_DATA FOR THIS TASK_

════

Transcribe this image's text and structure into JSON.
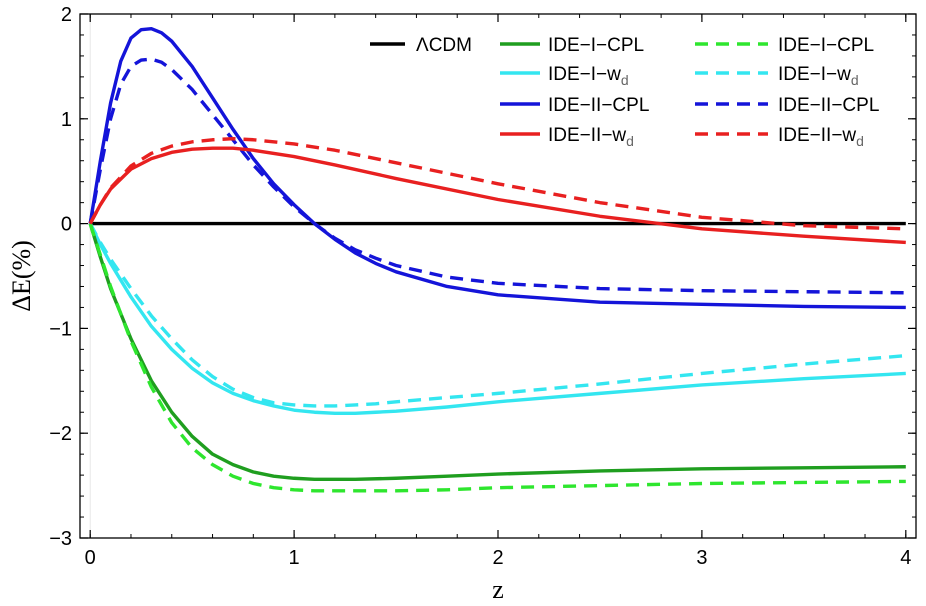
{
  "chart_data": {
    "type": "line",
    "xlabel": "z",
    "ylabel": "ΔE(%)",
    "xlim": [
      -0.05,
      4.05
    ],
    "ylim": [
      -3,
      2
    ],
    "xticks": [
      "0",
      "1",
      "2",
      "3",
      "4"
    ],
    "yticks": [
      "2",
      "1",
      "0",
      "−1",
      "−2",
      "−3"
    ],
    "legend_position": "top-right",
    "grid": false,
    "series": [
      {
        "key": "lcdm",
        "name": "ΛCDM",
        "label_main": "ΛCDM",
        "label_sub": "",
        "color": "#000000",
        "dashed": false,
        "x": [
          0,
          4
        ],
        "y": [
          0,
          0
        ]
      },
      {
        "key": "ide1_wd",
        "name": "IDE−I−wd",
        "label_main": "IDE−I−w",
        "label_sub": "d",
        "color": "#33e6f0",
        "dashed": false,
        "x": [
          0,
          0.05,
          0.1,
          0.2,
          0.3,
          0.4,
          0.5,
          0.6,
          0.7,
          0.8,
          0.9,
          1.0,
          1.1,
          1.2,
          1.3,
          1.4,
          1.5,
          1.75,
          2.0,
          2.5,
          3.0,
          3.5,
          4.0
        ],
        "y": [
          0,
          -0.2,
          -0.38,
          -0.7,
          -0.98,
          -1.2,
          -1.38,
          -1.52,
          -1.62,
          -1.69,
          -1.74,
          -1.78,
          -1.8,
          -1.81,
          -1.81,
          -1.8,
          -1.79,
          -1.75,
          -1.7,
          -1.62,
          -1.54,
          -1.48,
          -1.43
        ]
      },
      {
        "key": "ide1_wd_dash",
        "name": "IDE−I−wd",
        "label_main": "IDE−I−w",
        "label_sub": "d",
        "color": "#33e6f0",
        "dashed": true,
        "x": [
          0,
          0.05,
          0.1,
          0.2,
          0.3,
          0.4,
          0.5,
          0.6,
          0.7,
          0.8,
          0.9,
          1.0,
          1.1,
          1.2,
          1.3,
          1.4,
          1.5,
          1.75,
          2.0,
          2.5,
          3.0,
          3.5,
          4.0
        ],
        "y": [
          0,
          -0.18,
          -0.34,
          -0.62,
          -0.88,
          -1.1,
          -1.3,
          -1.46,
          -1.58,
          -1.66,
          -1.71,
          -1.73,
          -1.74,
          -1.74,
          -1.73,
          -1.72,
          -1.7,
          -1.66,
          -1.62,
          -1.53,
          -1.43,
          -1.34,
          -1.26
        ]
      },
      {
        "key": "ide1_cpl",
        "name": "IDE−I−CPL",
        "label_main": "IDE−I−CPL",
        "label_sub": "",
        "color": "#1f9e1f",
        "dashed": false,
        "x": [
          0,
          0.05,
          0.1,
          0.2,
          0.3,
          0.4,
          0.5,
          0.6,
          0.7,
          0.8,
          0.9,
          1.0,
          1.1,
          1.2,
          1.3,
          1.5,
          1.75,
          2.0,
          2.5,
          3.0,
          3.5,
          4.0
        ],
        "y": [
          0,
          -0.32,
          -0.62,
          -1.1,
          -1.5,
          -1.8,
          -2.03,
          -2.2,
          -2.3,
          -2.37,
          -2.41,
          -2.43,
          -2.44,
          -2.44,
          -2.44,
          -2.43,
          -2.41,
          -2.39,
          -2.36,
          -2.34,
          -2.33,
          -2.32
        ]
      },
      {
        "key": "ide1_cpl_dash",
        "name": "IDE−I−CPL",
        "label_main": "IDE−I−CPL",
        "label_sub": "",
        "color": "#2ee62e",
        "dashed": true,
        "x": [
          0,
          0.05,
          0.1,
          0.2,
          0.3,
          0.4,
          0.5,
          0.6,
          0.7,
          0.8,
          0.9,
          1.0,
          1.1,
          1.2,
          1.3,
          1.5,
          1.75,
          2.0,
          2.5,
          3.0,
          3.5,
          4.0
        ],
        "y": [
          0,
          -0.3,
          -0.6,
          -1.12,
          -1.56,
          -1.9,
          -2.14,
          -2.3,
          -2.41,
          -2.48,
          -2.52,
          -2.54,
          -2.55,
          -2.55,
          -2.55,
          -2.55,
          -2.54,
          -2.52,
          -2.5,
          -2.48,
          -2.47,
          -2.46
        ]
      },
      {
        "key": "ide2_cpl",
        "name": "IDE−II−CPL",
        "label_main": "IDE−II−CPL",
        "label_sub": "",
        "color": "#1414d9",
        "dashed": false,
        "x": [
          0,
          0.05,
          0.1,
          0.15,
          0.2,
          0.25,
          0.3,
          0.35,
          0.4,
          0.5,
          0.6,
          0.7,
          0.8,
          0.9,
          1.0,
          1.1,
          1.2,
          1.3,
          1.4,
          1.5,
          1.75,
          2.0,
          2.5,
          3.0,
          3.5,
          4.0
        ],
        "y": [
          0,
          0.6,
          1.15,
          1.55,
          1.77,
          1.85,
          1.86,
          1.82,
          1.74,
          1.5,
          1.2,
          0.9,
          0.62,
          0.38,
          0.18,
          0.0,
          -0.15,
          -0.28,
          -0.38,
          -0.46,
          -0.6,
          -0.68,
          -0.75,
          -0.77,
          -0.79,
          -0.8
        ]
      },
      {
        "key": "ide2_cpl_dash",
        "name": "IDE−II−CPL",
        "label_main": "IDE−II−CPL",
        "label_sub": "",
        "color": "#1414d9",
        "dashed": true,
        "x": [
          0,
          0.05,
          0.1,
          0.15,
          0.2,
          0.25,
          0.3,
          0.35,
          0.4,
          0.5,
          0.6,
          0.7,
          0.8,
          0.9,
          1.0,
          1.1,
          1.2,
          1.3,
          1.4,
          1.5,
          1.75,
          2.0,
          2.5,
          3.0,
          3.5,
          4.0
        ],
        "y": [
          0,
          0.52,
          1.0,
          1.33,
          1.5,
          1.56,
          1.57,
          1.54,
          1.47,
          1.28,
          1.04,
          0.8,
          0.56,
          0.35,
          0.16,
          0.0,
          -0.14,
          -0.25,
          -0.33,
          -0.4,
          -0.51,
          -0.57,
          -0.62,
          -0.64,
          -0.65,
          -0.66
        ]
      },
      {
        "key": "ide2_wd",
        "name": "IDE−II−wd",
        "label_main": "IDE−II−w",
        "label_sub": "d",
        "color": "#e82020",
        "dashed": false,
        "x": [
          0,
          0.05,
          0.1,
          0.2,
          0.3,
          0.4,
          0.5,
          0.6,
          0.7,
          0.8,
          1.0,
          1.2,
          1.5,
          2.0,
          2.5,
          3.0,
          3.5,
          4.0
        ],
        "y": [
          0,
          0.18,
          0.33,
          0.52,
          0.62,
          0.68,
          0.71,
          0.72,
          0.72,
          0.7,
          0.64,
          0.56,
          0.43,
          0.23,
          0.07,
          -0.05,
          -0.12,
          -0.18
        ]
      },
      {
        "key": "ide2_wd_dash",
        "name": "IDE−II−wd",
        "label_main": "IDE−II−w",
        "label_sub": "d",
        "color": "#e82020",
        "dashed": true,
        "x": [
          0,
          0.05,
          0.1,
          0.2,
          0.3,
          0.4,
          0.5,
          0.6,
          0.7,
          0.8,
          1.0,
          1.2,
          1.5,
          2.0,
          2.5,
          3.0,
          3.5,
          4.0
        ],
        "y": [
          0,
          0.18,
          0.34,
          0.55,
          0.67,
          0.74,
          0.78,
          0.8,
          0.81,
          0.8,
          0.76,
          0.7,
          0.58,
          0.38,
          0.2,
          0.06,
          -0.02,
          -0.05
        ]
      }
    ],
    "legend_order": [
      "lcdm",
      "ide1_cpl_dash",
      "ide1_wd",
      "ide1_wd_dash",
      "ide2_cpl",
      "ide2_cpl_dash",
      "ide2_wd",
      "ide2_wd_dash",
      "ide1_cpl"
    ]
  }
}
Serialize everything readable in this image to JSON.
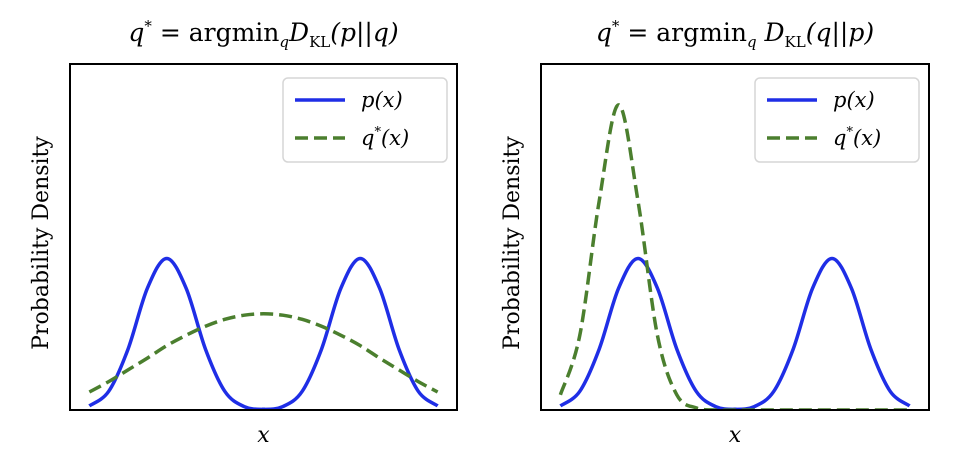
{
  "chart_data": [
    {
      "type": "line",
      "title": "q* = argmin_q D_KL(p||q)",
      "title_parts": {
        "var": "q",
        "sup": "*",
        "eq": " = argmin",
        "sub": "q",
        "D": "D",
        "Dsub": "KL",
        "args": "(p||q)"
      },
      "xlabel": "x",
      "ylabel": "Probability Density",
      "xlim": [
        -5,
        5
      ],
      "ylim": [
        0,
        0.5
      ],
      "grid": false,
      "legend_position": "top-right",
      "x": [
        -4.5,
        -4.0,
        -3.5,
        -3.0,
        -2.5,
        -2.0,
        -1.5,
        -1.0,
        -0.5,
        0.0,
        0.5,
        1.0,
        1.5,
        2.0,
        2.5,
        3.0,
        3.5,
        4.0,
        4.5
      ],
      "series": [
        {
          "name": "p(x)",
          "name_parts": {
            "v": "p",
            "sup": "",
            "args": "(x)"
          },
          "color": "#1f2ee6",
          "style": "solid",
          "values": [
            0.006,
            0.027,
            0.088,
            0.176,
            0.219,
            0.176,
            0.088,
            0.027,
            0.005,
            0.001,
            0.005,
            0.027,
            0.088,
            0.176,
            0.219,
            0.176,
            0.088,
            0.027,
            0.006
          ]
        },
        {
          "name": "q*(x)",
          "name_parts": {
            "v": "q",
            "sup": "*",
            "args": "(x)"
          },
          "color": "#4b7f2e",
          "style": "dashed",
          "values": [
            0.026,
            0.041,
            0.058,
            0.075,
            0.093,
            0.108,
            0.121,
            0.131,
            0.137,
            0.139,
            0.137,
            0.131,
            0.121,
            0.108,
            0.093,
            0.075,
            0.058,
            0.041,
            0.026
          ]
        }
      ]
    },
    {
      "type": "line",
      "title": "q* = argmin_q D_KL(q||p)",
      "title_parts": {
        "var": "q",
        "sup": "*",
        "eq": " = argmin",
        "sub": "q",
        "D": " D",
        "Dsub": "KL",
        "args": "(q||p)"
      },
      "xlabel": "x",
      "ylabel": "Probability Density",
      "xlim": [
        -5,
        5
      ],
      "ylim": [
        0,
        0.5
      ],
      "grid": false,
      "legend_position": "top-right",
      "x": [
        -4.5,
        -4.0,
        -3.5,
        -3.0,
        -2.5,
        -2.0,
        -1.5,
        -1.0,
        -0.5,
        0.0,
        0.5,
        1.0,
        1.5,
        2.0,
        2.5,
        3.0,
        3.5,
        4.0,
        4.5
      ],
      "series": [
        {
          "name": "p(x)",
          "name_parts": {
            "v": "p",
            "sup": "",
            "args": "(x)"
          },
          "color": "#1f2ee6",
          "style": "solid",
          "values": [
            0.006,
            0.027,
            0.088,
            0.176,
            0.219,
            0.176,
            0.088,
            0.027,
            0.005,
            0.001,
            0.005,
            0.027,
            0.088,
            0.176,
            0.219,
            0.176,
            0.088,
            0.027,
            0.006
          ]
        },
        {
          "name": "q*(x)",
          "name_parts": {
            "v": "q",
            "sup": "*",
            "args": "(x)"
          },
          "color": "#4b7f2e",
          "style": "dashed",
          "values": [
            0.022,
            0.108,
            0.302,
            0.441,
            0.302,
            0.108,
            0.022,
            0.003,
            0.0,
            0.0,
            0.0,
            0.0,
            0.0,
            0.0,
            0.0,
            0.0,
            0.0,
            0.0,
            0.0
          ]
        }
      ]
    }
  ]
}
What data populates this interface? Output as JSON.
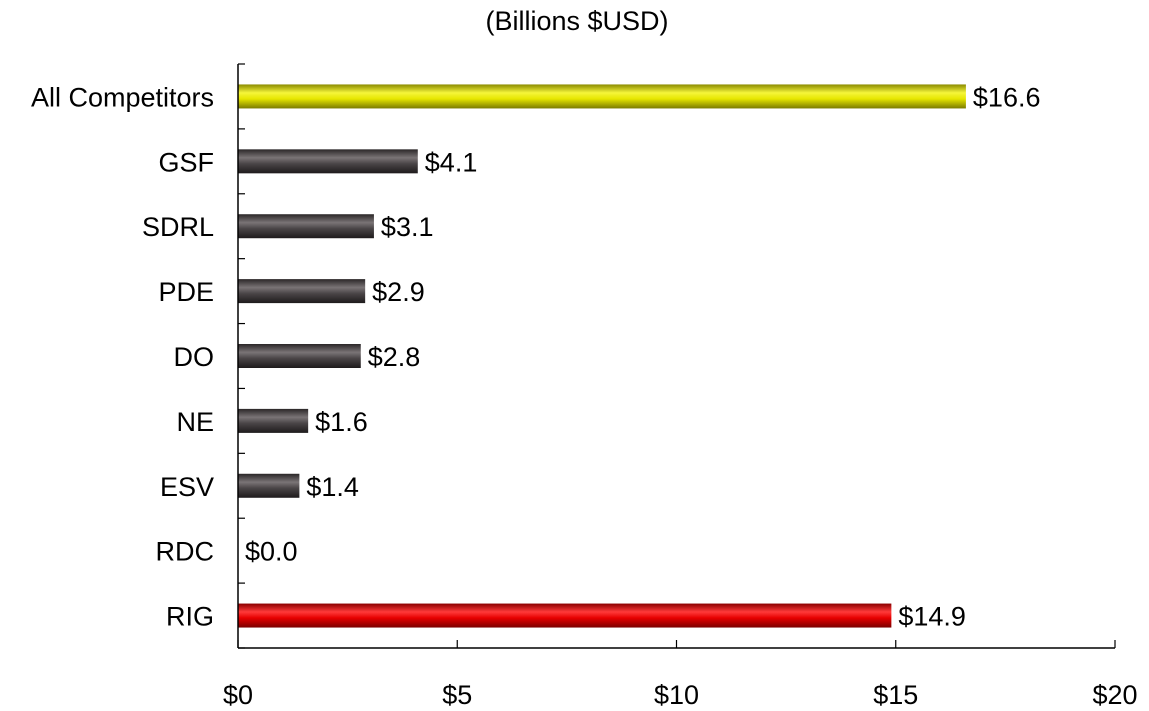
{
  "chart_data": {
    "type": "bar",
    "orientation": "horizontal",
    "title": "",
    "subtitle": "(Billions $USD)",
    "xlabel": "",
    "ylabel": "",
    "categories": [
      "All Competitors",
      "GSF",
      "SDRL",
      "PDE",
      "DO",
      "NE",
      "ESV",
      "RDC",
      "RIG"
    ],
    "values": [
      16.6,
      4.1,
      3.1,
      2.9,
      2.8,
      1.6,
      1.4,
      0.0,
      14.9
    ],
    "value_labels": [
      "$16.6",
      "$4.1",
      "$3.1",
      "$2.9",
      "$2.8",
      "$1.6",
      "$1.4",
      "$0.0",
      "$14.9"
    ],
    "bar_colors": [
      "#e6e600",
      "#4a4547",
      "#4a4547",
      "#4a4547",
      "#4a4547",
      "#4a4547",
      "#4a4547",
      "#4a4547",
      "#e60000"
    ],
    "xlim": [
      0,
      20
    ],
    "x_ticks": [
      0,
      5,
      10,
      15,
      20
    ],
    "x_tick_labels": [
      "$0",
      "$5",
      "$10",
      "$15",
      "$20"
    ],
    "grid": false,
    "legend": "none"
  }
}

════

_THE TASK_
Copy all the lines above that hold the string "JSON".

_RESULT OF THE TASK_
Transcribe this image's text and structure into JSON.
Serialize everything readable in this image to JSON.
What data populates this interface? Output as JSON.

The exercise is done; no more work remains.